- [Given task] Select and copy out every line in the records containing "宜丰土鸡".

[Stored items from a collection]
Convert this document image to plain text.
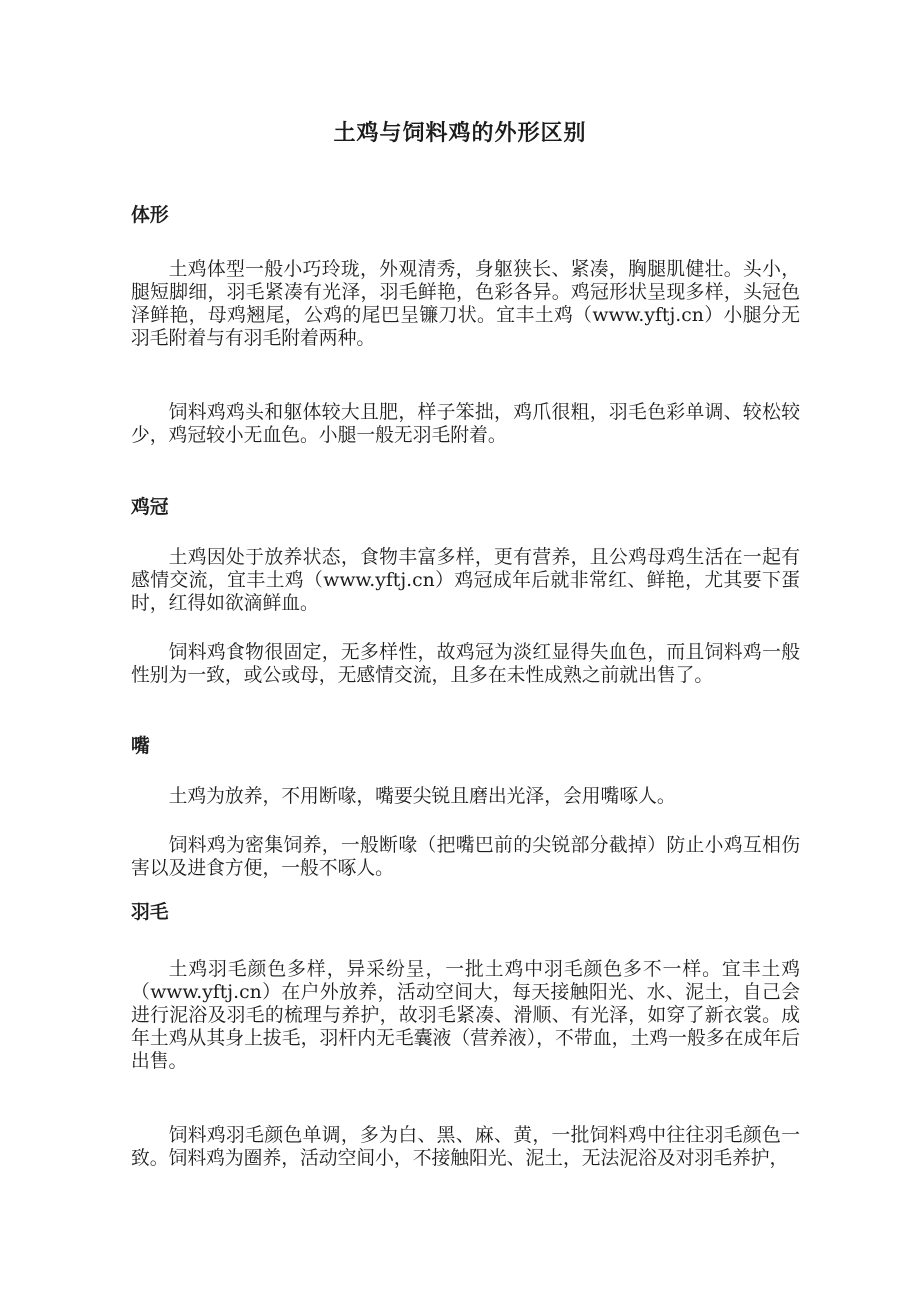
土鸡与饲料鸡的外形区别
体形

土鸡体型一般小巧玲珑，外观清秀，身躯狭长、紧凑，胸腿肌健壮。头小，腿短脚细，羽毛紧凑有光泽，羽毛鲜艳，色彩各异。鸡冠形状呈现多样，头冠色泽鲜艳，母鸡翘尾，公鸡的尾巴呈镰刀状。宜丰土鸡（www.yftj.cn）小腿分无羽毛附着与有羽毛附着两种。

饲料鸡鸡头和躯体较大且肥，样子笨拙，鸡爪很粗，羽毛色彩单调、较松较少，鸡冠较小无血色。小腿一般无羽毛附着。

鸡冠

土鸡因处于放养状态，食物丰富多样，更有营养，且公鸡母鸡生活在一起有感情交流，宜丰土鸡（www.yftj.cn）鸡冠成年后就非常红、鲜艳，尤其要下蛋时，红得如欲滴鲜血。

饲料鸡食物很固定，无多样性，故鸡冠为淡红显得失血色，而且饲料鸡一般性别为一致，或公或母，无感情交流，且多在未性成熟之前就出售了。

嘴

土鸡为放养，不用断喙，嘴要尖锐且磨出光泽，会用嘴啄人。

饲料鸡为密集饲养，一般断喙（把嘴巴前的尖锐部分截掉）防止小鸡互相伤害以及进食方便，一般不啄人。

羽毛

土鸡羽毛颜色多样，异采纷呈，一批土鸡中羽毛颜色多不一样。宜丰土鸡（www.yftj.cn）在户外放养，活动空间大，每天接触阳光、水、泥土，自己会进行泥浴及羽毛的梳理与养护，故羽毛紧凑、滑顺、有光泽，如穿了新衣裳。成年土鸡从其身上拔毛，羽杆内无毛囊液（营养液），不带血，土鸡一般多在成年后出售。

饲料鸡羽毛颜色单调，多为白、黑、麻、黄，一批饲料鸡中往往羽毛颜色一致。饲料鸡为圈养，活动空间小，不接触阳光、泥土，无法泥浴及对羽毛养护，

- [Written answer]
土鸡体型一般小巧玲珑，外观清秀，身躯狭长、紧凑，胸腿肌健壮。头小，腿短脚细，羽毛紧凑有光泽，羽毛鲜艳，色彩各异。鸡冠形状呈现多样，头冠色泽鲜艳，母鸡翘尾，公鸡的尾巴呈镰刀状。宜丰土鸡（www.yftj.cn）小腿分无羽毛附着与有羽毛附着两种。
土鸡因处于放养状态，食物丰富多样，更有营养，且公鸡母鸡生活在一起有感情交流，宜丰土鸡（www.yftj.cn）鸡冠成年后就非常红、鲜艳，尤其要下蛋时，红得如欲滴鲜血。
土鸡羽毛颜色多样，异采纷呈，一批土鸡中羽毛颜色多不一样。宜丰土鸡（www.yftj.cn）在户外放养，活动空间大，每天接触阳光、水、泥土，自己会进行泥浴及羽毛的梳理与养护，故羽毛紧凑、滑顺、有光泽，如穿了新衣裳。成年土鸡从其身上拔毛，羽杆内无毛囊液（营养液），不带血，土鸡一般多在成年后出售。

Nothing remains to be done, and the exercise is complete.